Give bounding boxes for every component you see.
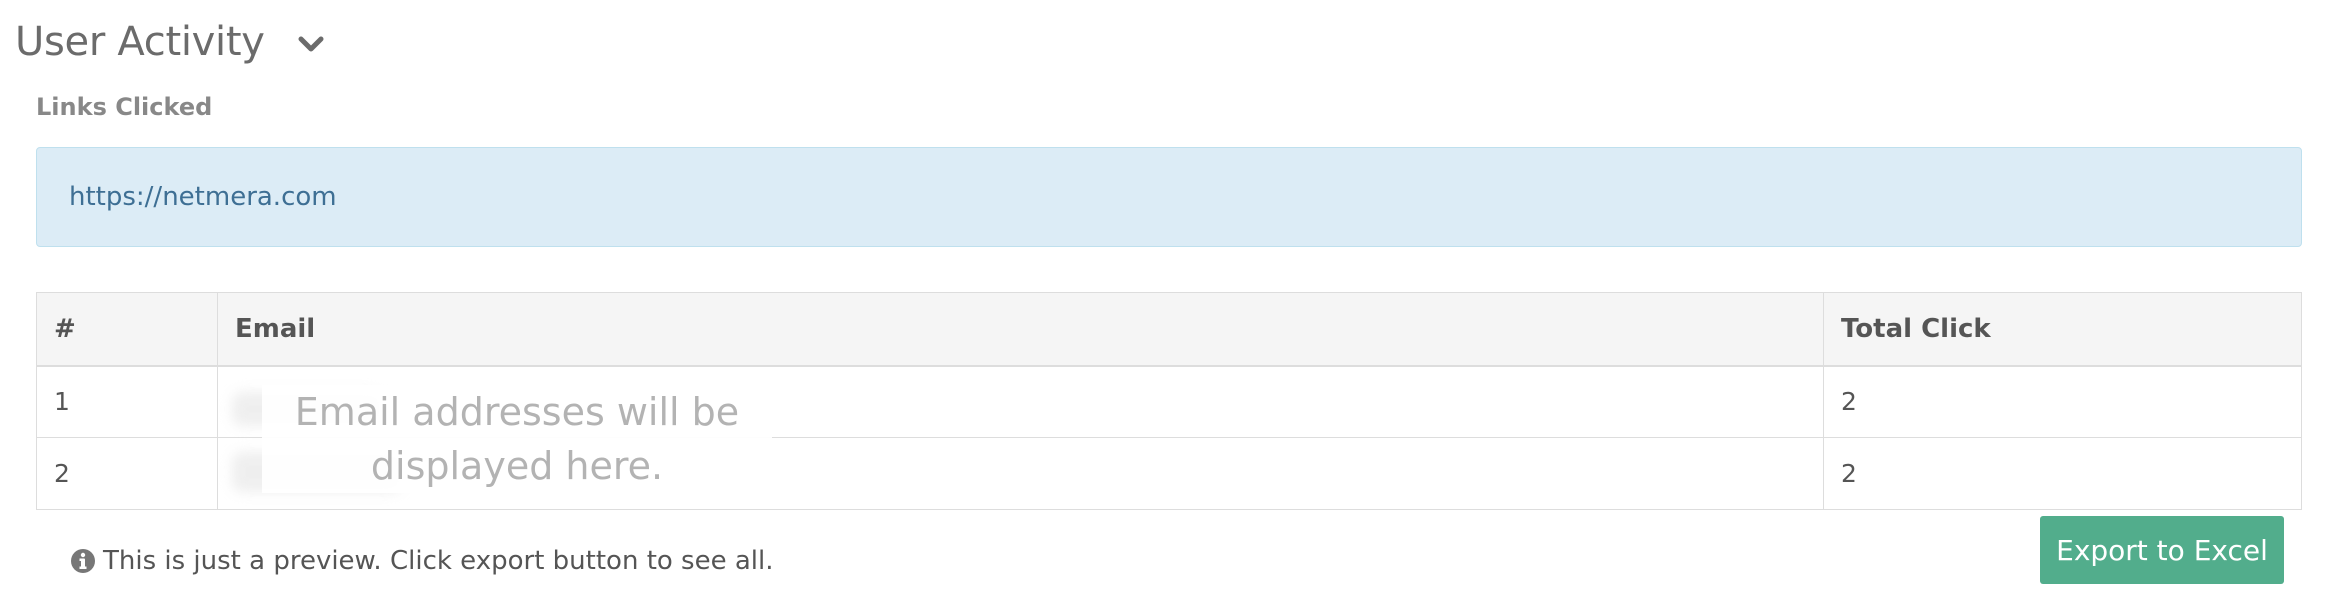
row-number: 1 xyxy=(36,365,218,438)
export-to-excel-button[interactable]: Export to Excel xyxy=(2040,516,2284,584)
user-activity-panel: User Activity Links Clicked https://netm… xyxy=(0,0,2336,614)
clicked-link-box: https://netmera.com xyxy=(36,147,2302,247)
chevron-down-icon[interactable] xyxy=(291,25,331,65)
email-placeholder-overlay: Email addresses will be displayed here. xyxy=(262,385,772,493)
section-header: User Activity xyxy=(15,12,331,72)
preview-note-text: This is just a preview. Click export but… xyxy=(103,546,774,576)
column-header-number: # xyxy=(36,292,218,367)
preview-note: This is just a preview. Click export but… xyxy=(70,546,774,576)
column-header-total-click: Total Click xyxy=(1823,292,2302,367)
info-circle-icon xyxy=(71,549,95,573)
row-total-click: 2 xyxy=(1823,437,2302,510)
table-header-row: # Email Total Click xyxy=(36,292,2302,367)
section-title: User Activity xyxy=(15,19,265,65)
email-placeholder-line: displayed here. xyxy=(370,444,664,488)
row-total-click: 2 xyxy=(1823,365,2302,438)
column-header-email: Email xyxy=(217,292,1824,367)
clicked-link-url[interactable]: https://netmera.com xyxy=(69,182,337,212)
links-clicked-label: Links Clicked xyxy=(36,93,213,121)
email-placeholder-line: Email addresses will be xyxy=(294,390,740,434)
row-number: 2 xyxy=(36,437,218,510)
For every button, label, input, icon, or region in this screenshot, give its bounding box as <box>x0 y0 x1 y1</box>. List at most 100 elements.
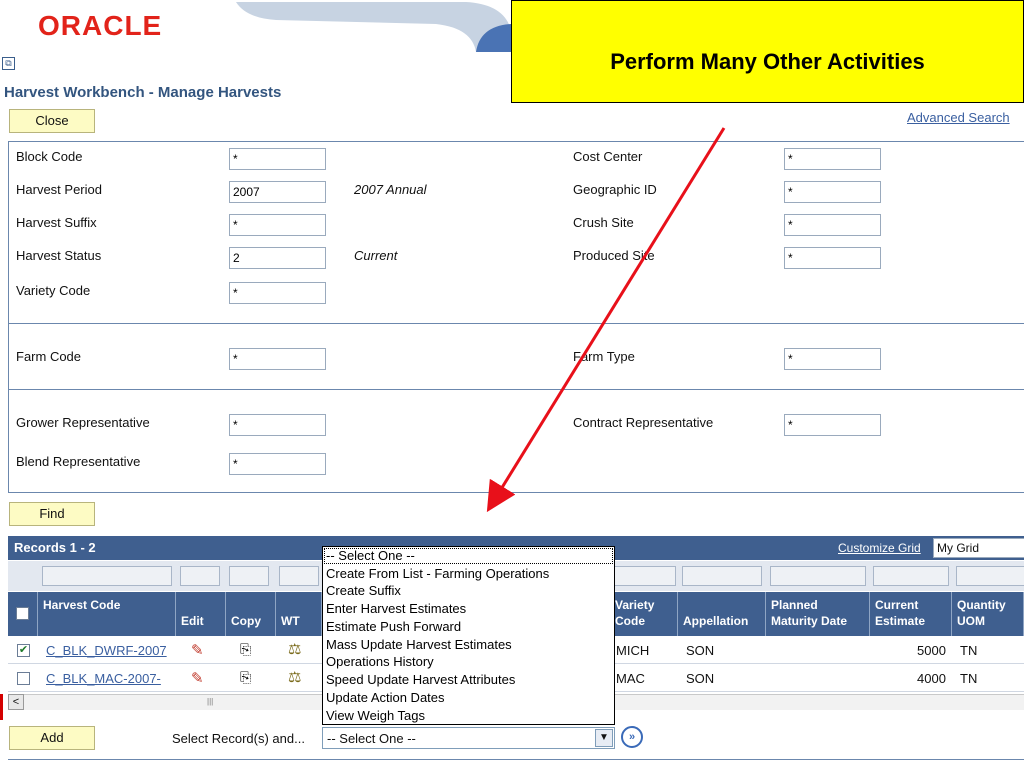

● ● ● ● ● ● ●

▶ **What is being asked**
Copy the items word for word, from the very first line up to and including the line containing "table-header-row: # Email". Leave the pictures out of your answer.

▶ **Exercise output**
Give bounding boxes for every component you see.
row-number: 1 xyxy=(36,365,218,438)
export-to-excel-button[interactable]: Export to Excel xyxy=(2040,516,2284,584)
user-activity-panel: User Activity Links Clicked https://netm… xyxy=(0,0,2336,614)
clicked-link-box: https://netmera.com xyxy=(36,147,2302,247)
chevron-down-icon[interactable] xyxy=(291,25,331,65)
email-placeholder-overlay: Email addresses will be displayed here. xyxy=(262,385,772,493)
section-header: User Activity xyxy=(15,12,331,72)
preview-note-text: This is just a preview. Click export but… xyxy=(103,546,774,576)
column-header-number: # xyxy=(36,292,218,367)
preview-note: This is just a preview. Click export but… xyxy=(70,546,774,576)
column-header-total-click: Total Click xyxy=(1823,292,2302,367)
info-circle-icon xyxy=(71,549,95,573)
row-total-click: 2 xyxy=(1823,437,2302,510)
table-header-row: # Email Total Click xyxy=(36,292,2302,367)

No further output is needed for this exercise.